Alexey Lebedev
Alexey Lebedev

Reputation: 12197

Dynamic instantiation in JavaScript

Apart from eval(`o = new ${className}(${args.join(", ")})`), is there any other way to instantiate an object using variable argument list?

E.g.: var foo = instantiate(className, [arg1, arg2, ...])

Upvotes: 17

Views: 9007

Answers (3)

Redu
Redu

Reputation: 26191

Well you can always do as follows. Anything added to Dino prototype can be shared among the instantiated objects The difference from normal constructor pattern is, the instantiated objects do not have to have the exact same private properties set. They can be set dynamically for each one of them.

_Recorded information:_
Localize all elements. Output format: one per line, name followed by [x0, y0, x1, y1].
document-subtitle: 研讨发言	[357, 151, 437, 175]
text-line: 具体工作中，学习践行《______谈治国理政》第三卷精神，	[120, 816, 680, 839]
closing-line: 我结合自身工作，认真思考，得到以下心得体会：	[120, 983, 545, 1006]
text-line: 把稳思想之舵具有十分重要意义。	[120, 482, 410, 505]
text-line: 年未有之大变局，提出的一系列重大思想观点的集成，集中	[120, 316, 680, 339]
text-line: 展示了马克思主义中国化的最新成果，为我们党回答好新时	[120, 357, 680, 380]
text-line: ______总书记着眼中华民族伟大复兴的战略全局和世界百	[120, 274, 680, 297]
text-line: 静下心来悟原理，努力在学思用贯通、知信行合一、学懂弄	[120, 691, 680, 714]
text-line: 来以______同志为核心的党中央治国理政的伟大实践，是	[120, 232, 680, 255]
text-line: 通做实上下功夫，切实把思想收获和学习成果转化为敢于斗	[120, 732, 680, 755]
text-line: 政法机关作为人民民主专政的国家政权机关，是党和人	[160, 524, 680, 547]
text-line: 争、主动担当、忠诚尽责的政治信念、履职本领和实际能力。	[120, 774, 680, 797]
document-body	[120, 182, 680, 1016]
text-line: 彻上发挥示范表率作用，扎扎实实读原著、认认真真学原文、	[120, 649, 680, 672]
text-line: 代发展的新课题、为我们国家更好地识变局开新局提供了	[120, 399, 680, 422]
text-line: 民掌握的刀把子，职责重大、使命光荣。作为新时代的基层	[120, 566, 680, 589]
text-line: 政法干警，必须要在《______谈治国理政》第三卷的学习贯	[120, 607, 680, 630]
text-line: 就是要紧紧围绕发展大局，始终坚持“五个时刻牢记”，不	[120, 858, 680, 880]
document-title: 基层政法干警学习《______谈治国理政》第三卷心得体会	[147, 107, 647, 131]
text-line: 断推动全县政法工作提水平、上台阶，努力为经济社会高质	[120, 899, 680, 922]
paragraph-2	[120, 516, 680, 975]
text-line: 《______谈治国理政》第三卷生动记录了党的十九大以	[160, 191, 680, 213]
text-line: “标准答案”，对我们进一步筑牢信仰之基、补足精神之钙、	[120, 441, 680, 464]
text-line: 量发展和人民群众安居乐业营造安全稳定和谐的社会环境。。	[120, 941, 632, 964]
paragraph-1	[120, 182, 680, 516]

_Exercise description:_
Revise the JavaScript instantiation page: begin at the words "Reputation: 26191" and stop after "one of them.", replacing "Dino" with "Dinosaur" throughout that stretch.

_Your solution:_
Reputation: 26191

Well you can always do as follows. Anything added to Dinosaur prototype can be shared among the instantiated objects The difference from normal constructor pattern is, the instantiated objects do not have to have the exact same private properties set. They can be set dynamically for each one of them.